Directive
Write out all of the entries exactly, please.

Dataset items
——————

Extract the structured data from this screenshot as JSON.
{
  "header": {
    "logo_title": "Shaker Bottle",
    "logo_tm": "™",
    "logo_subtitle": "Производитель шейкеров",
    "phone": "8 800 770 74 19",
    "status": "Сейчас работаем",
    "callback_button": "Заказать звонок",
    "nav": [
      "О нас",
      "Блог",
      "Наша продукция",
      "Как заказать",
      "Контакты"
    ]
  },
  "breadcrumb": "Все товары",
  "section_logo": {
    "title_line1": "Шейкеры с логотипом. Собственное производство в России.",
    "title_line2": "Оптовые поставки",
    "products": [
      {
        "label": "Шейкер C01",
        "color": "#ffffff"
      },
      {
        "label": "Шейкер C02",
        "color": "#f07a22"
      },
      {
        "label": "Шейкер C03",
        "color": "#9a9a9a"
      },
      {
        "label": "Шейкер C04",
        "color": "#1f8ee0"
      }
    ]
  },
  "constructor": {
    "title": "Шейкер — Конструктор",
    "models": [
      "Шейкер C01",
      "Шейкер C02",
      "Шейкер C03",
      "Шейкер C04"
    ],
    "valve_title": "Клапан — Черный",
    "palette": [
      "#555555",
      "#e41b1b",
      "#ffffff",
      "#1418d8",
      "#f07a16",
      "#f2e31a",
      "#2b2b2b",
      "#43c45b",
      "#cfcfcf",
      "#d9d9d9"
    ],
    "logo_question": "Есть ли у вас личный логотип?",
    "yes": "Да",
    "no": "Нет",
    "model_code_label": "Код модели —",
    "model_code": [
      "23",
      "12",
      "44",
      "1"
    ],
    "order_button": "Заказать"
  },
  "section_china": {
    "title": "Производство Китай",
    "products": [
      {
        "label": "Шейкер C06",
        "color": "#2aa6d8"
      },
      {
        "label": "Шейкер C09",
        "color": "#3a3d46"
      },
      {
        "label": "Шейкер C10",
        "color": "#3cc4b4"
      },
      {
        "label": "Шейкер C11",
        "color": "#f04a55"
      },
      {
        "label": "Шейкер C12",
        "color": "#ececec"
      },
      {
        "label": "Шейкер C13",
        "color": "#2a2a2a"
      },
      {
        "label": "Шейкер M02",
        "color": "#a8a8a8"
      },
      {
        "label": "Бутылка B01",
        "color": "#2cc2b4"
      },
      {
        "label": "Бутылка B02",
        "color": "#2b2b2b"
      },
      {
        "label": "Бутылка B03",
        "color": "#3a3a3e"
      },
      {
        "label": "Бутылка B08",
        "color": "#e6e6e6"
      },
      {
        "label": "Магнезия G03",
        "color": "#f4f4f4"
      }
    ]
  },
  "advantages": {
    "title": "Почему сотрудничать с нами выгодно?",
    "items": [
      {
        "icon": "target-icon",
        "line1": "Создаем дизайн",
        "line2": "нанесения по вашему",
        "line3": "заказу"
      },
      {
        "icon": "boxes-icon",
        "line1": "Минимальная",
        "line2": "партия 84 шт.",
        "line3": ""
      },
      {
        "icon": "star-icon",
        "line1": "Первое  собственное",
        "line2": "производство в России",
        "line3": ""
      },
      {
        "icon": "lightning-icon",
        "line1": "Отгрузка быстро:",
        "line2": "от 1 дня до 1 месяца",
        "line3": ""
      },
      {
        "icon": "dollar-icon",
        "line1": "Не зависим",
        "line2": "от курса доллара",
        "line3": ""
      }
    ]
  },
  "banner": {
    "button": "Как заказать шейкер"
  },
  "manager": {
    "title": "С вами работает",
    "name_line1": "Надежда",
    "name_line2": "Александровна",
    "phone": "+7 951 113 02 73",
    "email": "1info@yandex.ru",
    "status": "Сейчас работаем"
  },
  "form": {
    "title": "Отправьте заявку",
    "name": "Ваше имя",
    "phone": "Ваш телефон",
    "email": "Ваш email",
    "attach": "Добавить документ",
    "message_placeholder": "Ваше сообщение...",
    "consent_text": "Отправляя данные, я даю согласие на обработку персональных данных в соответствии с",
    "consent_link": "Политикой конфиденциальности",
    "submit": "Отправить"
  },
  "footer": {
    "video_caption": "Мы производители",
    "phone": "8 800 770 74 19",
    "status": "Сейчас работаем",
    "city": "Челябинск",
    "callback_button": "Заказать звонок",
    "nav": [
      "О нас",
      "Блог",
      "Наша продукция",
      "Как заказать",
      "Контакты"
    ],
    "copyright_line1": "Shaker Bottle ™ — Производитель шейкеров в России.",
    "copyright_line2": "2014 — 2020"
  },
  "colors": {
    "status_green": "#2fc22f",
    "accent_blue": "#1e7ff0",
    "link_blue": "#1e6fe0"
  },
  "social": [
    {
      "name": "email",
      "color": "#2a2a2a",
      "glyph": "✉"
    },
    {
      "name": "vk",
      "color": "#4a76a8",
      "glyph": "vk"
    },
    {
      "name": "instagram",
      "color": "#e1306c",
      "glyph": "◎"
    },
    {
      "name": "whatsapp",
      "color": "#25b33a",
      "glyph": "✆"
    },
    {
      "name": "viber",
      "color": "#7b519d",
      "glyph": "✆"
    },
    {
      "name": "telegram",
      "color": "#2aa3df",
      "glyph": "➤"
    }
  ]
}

——————

Output
Extract the structured data from this screenshot as JSON.
{
  "header": {
    "logo_title": "Shaker Bottle",
    "logo_tm": "™",
    "logo_subtitle": "Производитель шейкеров",
    "phone": "8 800 770 74 19",
    "status": "Сейчас работаем",
    "callback_button": "Заказать звонок",
    "nav": [
      "О нас",
      "Блог",
      "Наша продукция",
      "Как заказать",
      "Контакты"
    ]
  },
  "breadcrumb": "Все товары",
  "section_logo": {
    "title_line1": "Шейкеры с логотипом. Собственное производство в России.",
    "title_line2": "Оптовые поставки",
    "products": [
      {
        "label": "Шейкер C01",
        "color": "#ffffff"
      },
      {
        "label": "Шейкер C02",
        "color": "#f07a22"
      },
      {
        "label": "Шейкер C03",
        "color": "#9a9a9a"
      },
      {
        "label": "Шейкер C04",
        "color": "#1f8ee0"
      }
    ]
  },
  "constructor": {
    "title": "Шейкер — Конструктор",
    "models": [
      "Шейкер C01",
      "Шейкер C02",
      "Шейкер C03",
      "Шейкер C04"
    ],
    "valve_title": "Клапан — Черный",
    "palette": [
      "#555555",
      "#e41b1b",
      "#ffffff",
      "#1418d8",
      "#f07a16",
      "#f2e31a",
      "#2b2b2b",
      "#43c45b",
      "#cfcfcf",
      "#d9d9d9"
    ],
    "logo_question": "Есть ли у вас личный логотип?",
    "yes": "Да",
    "no": "Нет",
    "model_code_label": "Код модели —",
    "model_code": [
      "23",
      "12",
      "44",
      "1"
    ],
    "order_button": "Заказать"
  },
  "section_china": {
    "title": "Производство Китай",
    "products": [
      {
        "label": "Шейкер C06",
        "color": "#2aa6d8"
      },
      {
        "label": "Шейкер C09",
        "color": "#3a3d46"
      },
      {
        "label": "Шейкер C10",
        "color": "#3cc4b4"
      },
      {
        "label": "Шейкер C11",
        "color": "#f04a55"
      },
      {
        "label": "Шейкер C12",
        "color": "#ececec"
      },
      {
        "label": "Шейкер C13",
        "color": "#2a2a2a"
      },
      {
        "label": "Шейкер M02",
        "color": "#a8a8a8"
      },
      {
        "label": "Бутылка B01",
        "color": "#2cc2b4"
      },
      {
        "label": "Бутылка B02",
        "color": "#2b2b2b"
      },
      {
        "label": "Бутылка B03",
        "color": "#3a3a3e"
      },
      {
        "label": "Бутылка B08",
        "color": "#e6e6e6"
      },
      {
        "label": "Магнезия G03",
        "color": "#f4f4f4"
      }
    ]
  },
  "advantages": {
    "title": "Почему сотрудничать с нами выгодно?",
    "items": [
      {
        "icon": "target-icon",
        "line1": "Создаем дизайн",
        "line2": "нанесения по вашему",
        "line3": "заказу"
      },
      {
        "icon": "boxes-icon",
        "line1": "Минимальная",
        "line2": "партия 84 шт.",
        "line3": ""
      },
      {
        "icon": "star-icon",
        "line1": "Первое  собственное",
        "line2": "производство в России",
        "line3": ""
      },
      {
        "icon": "lightning-icon",
        "line1": "Отгрузка быстро:",
        "line2": "от 1 дня до 1 месяца",
        "line3": ""
      },
      {
        "icon": "dollar-icon",
        "line1": "Не зависим",
        "line2": "от курса доллара",
        "line3": ""
      }
    ]
  },
  "banner": {
    "button": "Как заказать шейкер"
  },
  "manager": {
    "title": "С вами работает",
    "name_line1": "Надежда",
    "name_line2": "Александровна",
    "phone": "+7 951 113 02 73",
    "email": "1info@yandex.ru",
    "status": "Сейчас работаем"
  },
  "form": {
    "title": "Отправьте заявку",
    "name": "Ваше имя",
    "phone": "Ваш телефон",
    "email": "Ваш email",
    "attach": "Добавить документ",
    "message_placeholder": "Ваше сообщение...",
    "consent_text": "Отправляя данные, я даю согласие на обработку персональных данных в соответствии с",
    "consent_link": "Политикой конфиденциальности",
    "submit": "Отправить"
  },
  "footer": {
    "video_caption": "Мы производители",
    "phone": "8 800 770 74 19",
    "status": "Сейчас работаем",
    "city": "Челябинск",
    "callback_button": "Заказать звонок",
    "nav": [
      "О нас",
      "Блог",
      "Наша продукция",
      "Как заказать",
      "Контакты"
    ],
    "copyright_line1": "Shaker Bottle ™ — Производитель шейкеров в России.",
    "copyright_line2": "2014 — 2020"
  },
  "colors": {
    "status_green": "#2fc22f",
    "accent_blue": "#1e7ff0",
    "link_blue": "#1e6fe0"
  },
  "social": [
    {
      "name": "email",
      "color": "#2a2a2a",
      "glyph": "✉"
    },
    {
      "name": "vk",
      "color": "#4a76a8",
      "glyph": "vk"
    },
    {
      "name": "instagram",
      "color": "#e1306c",
      "glyph": "◎"
    },
    {
      "name": "whatsapp",
      "color": "#25b33a",
      "glyph": "✆"
    },
    {
      "name": "viber",
      "color": "#7b519d",
      "glyph": "✆"
    },
    {
      "name": "telegram",
      "color": "#2aa3df",
      "glyph": "➤"
    }
  ]
}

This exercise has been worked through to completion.